## Goal of the exercise:
Wherever the string "this" appears in the listing, copy that line.

--- begin Data rows ---

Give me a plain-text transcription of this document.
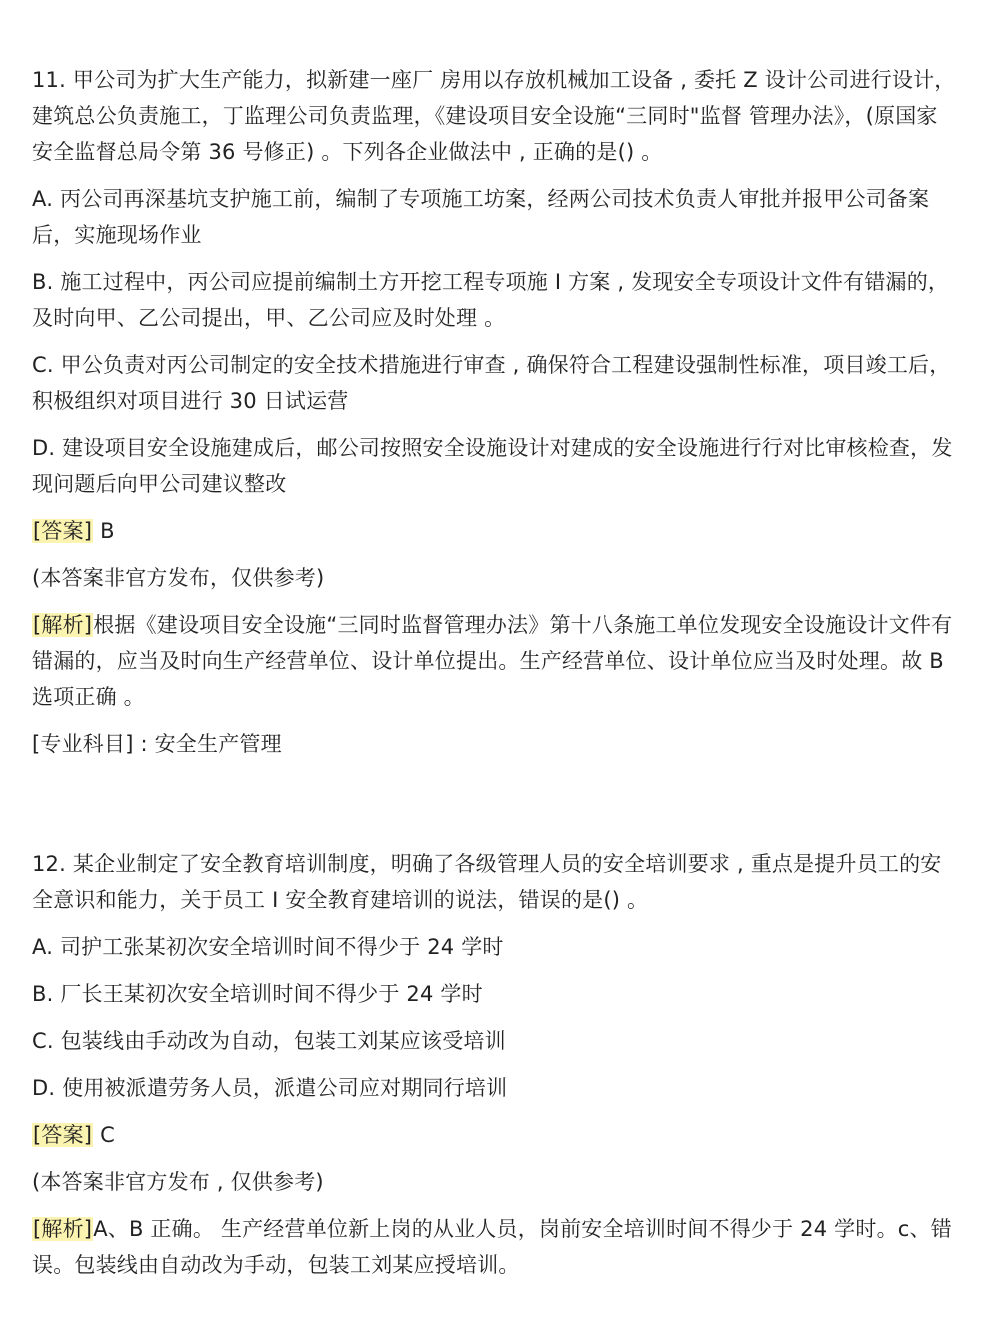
11. 甲公司为扩大生产能力，拟新建一座厂 房用以存放机械加工设备 , 委托 Z 设计公司进行设计，建筑总公负责施工，丁监理公司负责监理，《建设项目安全设施“三同时"监督 管理办法》，(原国家安全监督总局令第 36 号修正) 。下列各企业做法中 , 正确的是() 。

A. 丙公司再深基坑支护施工前，编制了专项施工坊案，经两公司技术负责人审批并报甲公司备案后，实施现场作业

B. 施工过程中，丙公司应提前编制土方开挖工程专项施 I 方案 , 发现安全专项设计文件有错漏的，及时向甲、乙公司提出，甲、乙公司应及时处理 。

C. 甲公负责对丙公司制定的安全技术措施进行审查 , 确保符合工程建设强制性标准，项目竣工后，积极组织对项目进行 30 日试运营

D. 建设项目安全设施建成后，邮公司按照安全设施设计对建成的安全设施进行行对比审核检查，发现问题后向甲公司建议整改

[答案] B

(本答案非官方发布，仅供参考)

[解析]根据《建设项目安全设施“三同时监督管理办法》第十八条施工单位发现安全设施设计文件有错漏的，应当及时向生产经营单位、设计单位提出。生产经营单位、设计单位应当及时处理。故 B 选项正确 。

[专业科目] : 安全生产管理

12. 某企业制定了安全教育培训制度，明确了各级管理人员的安全培训要求 , 重点是提升员工的安全意识和能力，关于员工 I 安全教育建培训的说法，错误的是() 。

A. 司护工张某初次安全培训时间不得少于 24 学时

B. 厂长王某初次安全培训时间不得少于 24 学时

C. 包装线由手动改为自动，包装工刘某应该受培训

D. 使用被派遣劳务人员，派遣公司应对期同行培训

[答案] C

(本答案非官方发布 , 仅供参考)

[解析]A、B 正确。 生产经营单位新上岗的从业人员，岗前安全培训时间不得少于 24 学时。c、错误。包装线由自动改为手动，包装工刘某应授培训。
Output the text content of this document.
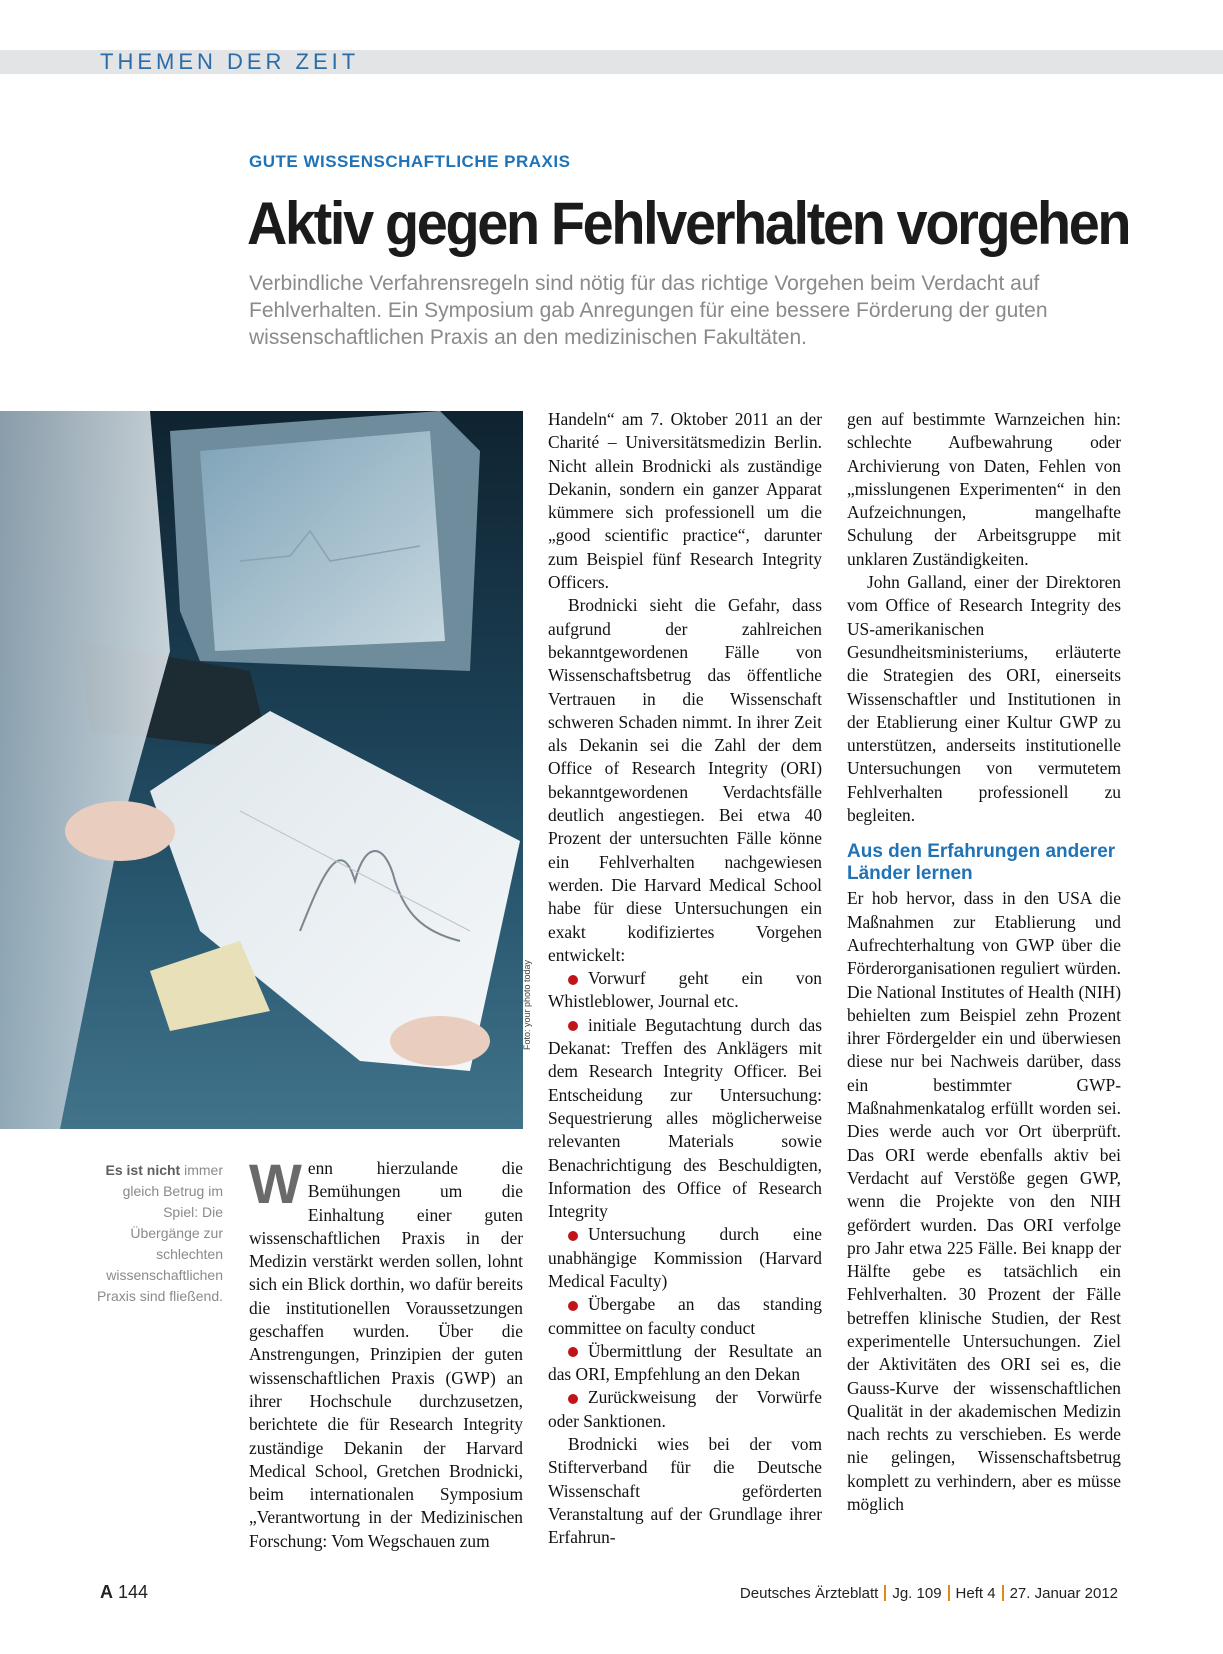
THEMEN DER ZEIT
GUTE WISSENSCHAFTLICHE PRAXIS
Aktiv gegen Fehlverhalten vorgehen
Verbindliche Verfahrensregeln sind nötig für das richtige Vorgehen beim Verdacht auf Fehlverhalten. Ein Symposium gab Anregungen für eine bessere Förderung der guten wissenschaftlichen Praxis an den medizinischen Fakultäten.
Foto: your photo today
Es ist nicht immer gleich Betrug im Spiel: Die Übergänge zur schlechten wissenschaftlichen Praxis sind fließend.
W enn hierzulande die Bemühungen um die Einhaltung einer guten wissenschaftlichen Praxis in der Medizin verstärkt werden sollen, lohnt sich ein Blick dorthin, wo dafür bereits die institutionellen Voraussetzungen geschaffen wurden. Über die Anstrengungen, Prinzipien der guten wissenschaftlichen Praxis (GWP) an ihrer Hochschule durchzusetzen, berichtete die für Research Integrity zuständige Dekanin der Harvard Medical School, Gretchen Brodnicki, beim internationalen Symposium „Verantwortung in der Medizinischen Forschung: Vom Wegschauen zum

Handeln“ am 7. Oktober 2011 an der Charité – Universitätsmedizin Berlin. Nicht allein Brodnicki als zuständige Dekanin, sondern ein ganzer Apparat kümmere sich professionell um die „good scientific practice“, darunter zum Beispiel fünf Research Integrity Officers.

Brodnicki sieht die Gefahr, dass aufgrund der zahlreichen bekanntgewordenen Fälle von Wissenschaftsbetrug das öffentliche Vertrauen in die Wissenschaft schweren Schaden nimmt. In ihrer Zeit als Dekanin sei die Zahl der dem Office of Research Integrity (ORI) bekanntgewordenen Verdachtsfälle deutlich angestiegen. Bei etwa 40 Prozent der untersuchten Fälle könne ein Fehlverhalten nachgewiesen werden. Die Harvard Medical School habe für diese Untersuchungen ein exakt kodifiziertes Vorgehen entwickelt:

Vorwurf geht ein von Whistleblower, Journal etc.

initiale Begutachtung durch das Dekanat: Treffen des Anklägers mit dem Research Integrity Officer. Bei Entscheidung zur Untersuchung: Sequestrierung alles möglicherweise relevanten Materials sowie Benachrichtigung des Beschuldigten, Information des Office of Research Integrity

Untersuchung durch eine unabhängige Kommission (Harvard Medical Faculty)

Übergabe an das standing committee on faculty conduct

Übermittlung der Resultate an das ORI, Empfehlung an den Dekan

Zurückweisung der Vorwürfe oder Sanktionen.

Brodnicki wies bei der vom Stifterverband für die Deutsche Wissenschaft geförderten Veranstaltung auf der Grundlage ihrer Erfahrun-

gen auf bestimmte Warnzeichen hin: schlechte Aufbewahrung oder Archivierung von Daten, Fehlen von „misslungenen Experimenten“ in den Aufzeichnungen, mangelhafte Schulung der Arbeitsgruppe mit unklaren Zuständigkeiten.

John Galland, einer der Direktoren vom Office of Research Integrity des US-amerikanischen Gesundheitsministeriums, erläuterte die Strategien des ORI, einerseits Wissenschaftler und Institutionen in der Etablierung einer Kultur GWP zu unterstützen, anderseits institutionelle Untersuchungen von vermutetem Fehlverhalten professionell zu begleiten.

Aus den Erfahrungen anderer Länder lernen

Er hob hervor, dass in den USA die Maßnahmen zur Etablierung und Aufrechterhaltung von GWP über die Förderorganisationen reguliert würden. Die National Institutes of Health (NIH) behielten zum Beispiel zehn Prozent ihrer Fördergelder ein und überwiesen diese nur bei Nachweis darüber, dass ein bestimmter GWP-Maßnahmenkatalog erfüllt worden sei. Dies werde auch vor Ort überprüft. Das ORI werde ebenfalls aktiv bei Verdacht auf Verstöße gegen GWP, wenn die Projekte von den NIH gefördert wurden. Das ORI verfolge pro Jahr etwa 225 Fälle. Bei knapp der Hälfte gebe es tatsächlich ein Fehlverhalten. 30 Prozent der Fälle betreffen klinische Studien, der Rest experimentelle Untersuchungen. Ziel der Aktivitäten des ORI sei es, die Gauss-Kurve der wissenschaftlichen Qualität in der akademischen Medizin nach rechts zu verschieben. Es werde nie gelingen, Wissenschaftsbetrug komplett zu verhindern, aber es müsse möglich

A 144	Deutsches Ärzteblatt Jg. 109 Heft 4 27. Januar 2012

--- end Data rows ---

## Output of the task:
Give me a plain-text transcription of this document.
Output the text content of this document.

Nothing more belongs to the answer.